To do =>
• A. Update the Medicare cost article starting with "As Ederhof wrote" and going on through "cost accounting systems.", putting "advanced" in place of "sophisticated".
• B. Write what comes next in the Medicare cost article, picking up right after its final sentence.

Supplied text =>

The Centers for Medicare and Medicaid Services (CMS) has been pushing physicians and providers toward population-based payment, which requires that providers reduce their internal costs below payment levels.

In this effort, the beleaguered health-care payer for the elderly has been undertaking innovative payment models, such as accountable care organizations (ACOs) and bundled payment that require providers to better coordinate care and reduce reimbursements and unnecessary or redundant patient procedures.

“However, it has proven challenging for the models, which focus on costs from the payer perspective, to achieve the desired effect of reduced Medicare spending,” writes Merle Ederhof, PhD, in this Health Affairs Blog. The researcher who focuses on issues at the intersection of health-care and accounting is with Stanford’s Clinical Excellence Research Center.

Her co-authors, Alexander L. Chin, MD, MBA and Jeffrey K. Jopling, MD, MSHS, are also at the center, which is dedicated to discovering, testing and evaluating cost-saving innovations in clinical care.

Changing old patterns at hospitals and among physicians

“Highly detailed cost data generated by internal cost accounting systems already exist in a large, and growing, number of health-care organizations,” says Ederhof. 

As Ederhof wrote in this New England Journal of paper last year, the data collected by the Healthcare Information and Management Systems Society shows that more than 1,300 U.S. hospitals have adopted sophisticated internal cost accounting systems.

The authors argue that the cost data produced by these accounting systems can be used in hospitals internally to lower their costs of providing services to all their patients, both within and outside the Medicare system. But physicians must get on board.

“The high adoption rate of these cost-measurement systems is not surprising, considering that the systems are designed around the existing data infrastructure that providers must have in place for billing purposes,” the authors write. “However, while provider administrators have used such cost accounting systems for some time, we are only now beginning to see them being used by interdisciplinary teams involving physicians to restructure clinical processes.”

Some large health-care systems have already started using these accounting systems alongside teams of physicians.

Partners HealthCare in Boston has started to use this approach to analyze costs for a set of services, for example, in a recent project a team of spine surgeons reviewed and discussed unblinded comparisons at the episode and cost-category levels. 

“Analysis of the costs in the individual categories revealed variation in clinical processes across surgeons, which was very illuminating to the team,” the authors wrote.

Extracted material =>
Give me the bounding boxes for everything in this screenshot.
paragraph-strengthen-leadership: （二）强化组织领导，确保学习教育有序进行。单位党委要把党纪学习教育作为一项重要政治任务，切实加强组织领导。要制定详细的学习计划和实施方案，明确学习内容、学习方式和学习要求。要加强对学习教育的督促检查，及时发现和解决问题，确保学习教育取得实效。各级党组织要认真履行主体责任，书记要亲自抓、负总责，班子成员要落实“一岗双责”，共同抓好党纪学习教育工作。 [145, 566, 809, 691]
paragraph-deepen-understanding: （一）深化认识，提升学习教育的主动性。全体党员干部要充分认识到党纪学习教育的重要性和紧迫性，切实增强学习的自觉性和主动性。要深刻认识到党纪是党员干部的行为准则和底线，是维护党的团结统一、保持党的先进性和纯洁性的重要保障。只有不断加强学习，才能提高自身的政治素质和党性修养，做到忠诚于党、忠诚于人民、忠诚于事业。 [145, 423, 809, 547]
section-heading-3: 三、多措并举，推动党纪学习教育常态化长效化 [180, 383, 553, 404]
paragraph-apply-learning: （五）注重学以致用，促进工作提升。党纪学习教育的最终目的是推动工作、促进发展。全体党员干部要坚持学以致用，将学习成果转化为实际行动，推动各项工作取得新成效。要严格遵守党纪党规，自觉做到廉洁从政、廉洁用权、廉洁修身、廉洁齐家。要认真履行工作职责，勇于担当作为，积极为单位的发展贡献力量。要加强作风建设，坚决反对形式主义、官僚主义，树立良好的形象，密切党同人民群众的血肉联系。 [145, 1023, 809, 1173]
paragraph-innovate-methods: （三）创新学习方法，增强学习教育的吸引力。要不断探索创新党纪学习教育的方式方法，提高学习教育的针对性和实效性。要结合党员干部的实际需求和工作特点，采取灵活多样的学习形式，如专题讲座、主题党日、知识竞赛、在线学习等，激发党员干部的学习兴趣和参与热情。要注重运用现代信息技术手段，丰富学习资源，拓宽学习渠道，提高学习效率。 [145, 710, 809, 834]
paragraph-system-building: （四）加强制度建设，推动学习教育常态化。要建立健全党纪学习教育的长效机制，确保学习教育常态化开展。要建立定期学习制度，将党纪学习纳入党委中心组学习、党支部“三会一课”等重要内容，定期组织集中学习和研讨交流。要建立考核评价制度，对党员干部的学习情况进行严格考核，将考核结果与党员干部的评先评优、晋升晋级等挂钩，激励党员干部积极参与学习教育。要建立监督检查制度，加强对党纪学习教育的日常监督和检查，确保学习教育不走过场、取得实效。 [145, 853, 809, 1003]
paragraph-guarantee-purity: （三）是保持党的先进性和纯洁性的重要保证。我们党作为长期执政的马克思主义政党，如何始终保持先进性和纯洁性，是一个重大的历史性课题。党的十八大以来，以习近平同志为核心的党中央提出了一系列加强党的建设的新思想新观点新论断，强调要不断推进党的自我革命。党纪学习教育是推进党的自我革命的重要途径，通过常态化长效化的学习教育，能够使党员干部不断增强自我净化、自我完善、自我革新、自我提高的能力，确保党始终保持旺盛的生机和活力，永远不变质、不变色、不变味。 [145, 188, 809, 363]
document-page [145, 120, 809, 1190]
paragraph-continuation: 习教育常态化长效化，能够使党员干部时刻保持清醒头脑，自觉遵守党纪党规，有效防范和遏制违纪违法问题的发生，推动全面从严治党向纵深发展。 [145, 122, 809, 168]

Answers for this exercise =>
• A.
As Ederhof wrote in this New England Journal of paper last year, the data collected by the Healthcare Information and Management Systems Society shows that more than 1,300 U.S. hospitals have adopted advanced internal cost accounting systems.

• B.
Leaders at NYU Langone Health have also started to use the cost data in the organization’s “Value-Based Management” initiative. A key feature of the initiative, the authors write, is a dashboard that is accessible to all physicians. For each specific diagnosis-related group (DRG), the dashboard shows cost averages for each physician performing the procedure, at the procedure level and at the level of individual cost categories, such as the ICU, laboratory, operating room and therapies.

“Physicians have been highly engaged and interested in the dashboard since it allows them to compare their costs to their peers and external benchmarks, and to learn how they can restructure clinical processes to lower their costs,” the authors write.

This Value Based Management initiative at NYU, which incorporates cost savings targets, development-level incentives and quality components, has apparently resulted in substantial cost savings for the organization.

Stanford Health Care has also joined the movement to promote value-based care, recently launching its Cost Savings Reinvestment Program

Compare, for example, the average cost for a hip replacement surgery among five surgeons who perform the surgery in the same hospital. Then take the “positive outlier,” or the surgeon with the lowest cost for the surgery.

“Once positive outliers are identified, detailed analysis that combines physicians’ clinical expertise and administrators’ insight can uncover ways in which clinical processes can be restructured to deliver high-quality care at lower total episode cost,” the authors wrote.

Then the interdisciplinary team of physicians and administrators must try to understand why that surgeon’s costs are lower and what he or she does differently. Did she order physical therapy sooner after the hip-replacement surgery? Did he use a different anesthesia approach that resulted in a shorter recovery for the patient? 

But you still have to get those four, more expensive surgeons to adopt the less-expensive treatments. And that can go to the heart of a physician’s identity.

“Even just a few years ago concern for the cost of providing health-care services still heavily clashed with physicians’ professional identity,” Ederhof said in an interview. 

The authors believe there is no turning back.

“In my view, the shift in recent years is attributable to the fact that physicians are starting to realize that the rising costs of the U.S. health-care system are no longer sustainable and that things will have to change — with or without their collaboration,” Ederhof said.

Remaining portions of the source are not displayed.